### Task brief
Could you transcribe every record below exactly as written, leaving out any pictures?

— Start Input records —

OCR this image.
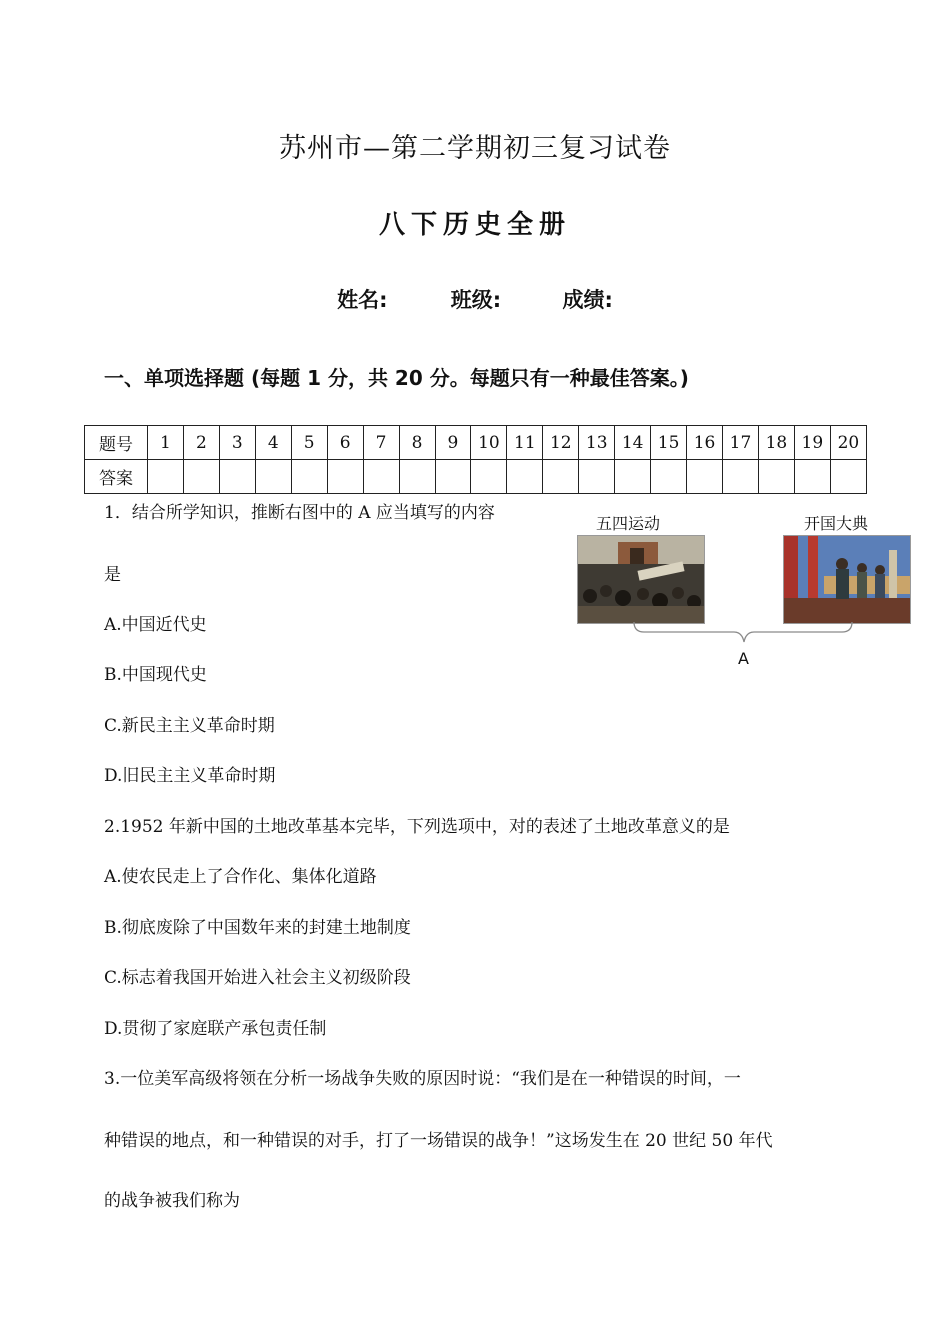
苏州市—第二学期初三复习试卷
八下历史全册
姓名:	班级:	成绩:
一、单项选择题 (每题 1 分，共 20 分。每题只有一种最佳答案。)
题号	1	2	3	4	5	6	7	8	9	10	11	12	13	14	15	16	17	18	19	20
答案																				
1．结合所学知识，推断右图中的 A 应当填写的内容
是
A.中国近代史
B.中国现代史
C.新民主主义革命时期
D.旧民主主义革命时期
五四运动	开国大典
A
2.1952 年新中国的土地改革基本完毕，下列选项中，对的表述了土地改革意义的是
A.使农民走上了合作化、集体化道路
B.彻底废除了中国数年来的封建土地制度
C.标志着我国开始进入社会主义初级阶段
D.贯彻了家庭联产承包责任制
3.一位美军高级将领在分析一场战争失败的原因时说：“我们是在一种错误的时间，一
种错误的地点，和一种错误的对手，打了一场错误的战争！”这场发生在 20 世纪 50 年代
的战争被我们称为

— End Input records —

### Task response
OCR this image.
苏州市—第二学期初三复习试卷
八下历史全册
姓名:	班级:	成绩:
一、单项选择题 (每题 1 分，共 20 分。每题只有一种最佳答案。)
题号	1	2	3	4	5	6	7	8	9	10	11	12	13	14	15	16	17	18	19	20
答案																				
1．结合所学知识，推断右图中的 A 应当填写的内容
是
A.中国近代史
B.中国现代史
C.新民主主义革命时期
D.旧民主主义革命时期
五四运动	开国大典
A
2.1952 年新中国的土地改革基本完毕，下列选项中，对的表述了土地改革意义的是
A.使农民走上了合作化、集体化道路
B.彻底废除了中国数年来的封建土地制度
C.标志着我国开始进入社会主义初级阶段
D.贯彻了家庭联产承包责任制
3.一位美军高级将领在分析一场战争失败的原因时说：“我们是在一种错误的时间，一
种错误的地点，和一种错误的对手，打了一场错误的战争！”这场发生在 20 世纪 50 年代
的战争被我们称为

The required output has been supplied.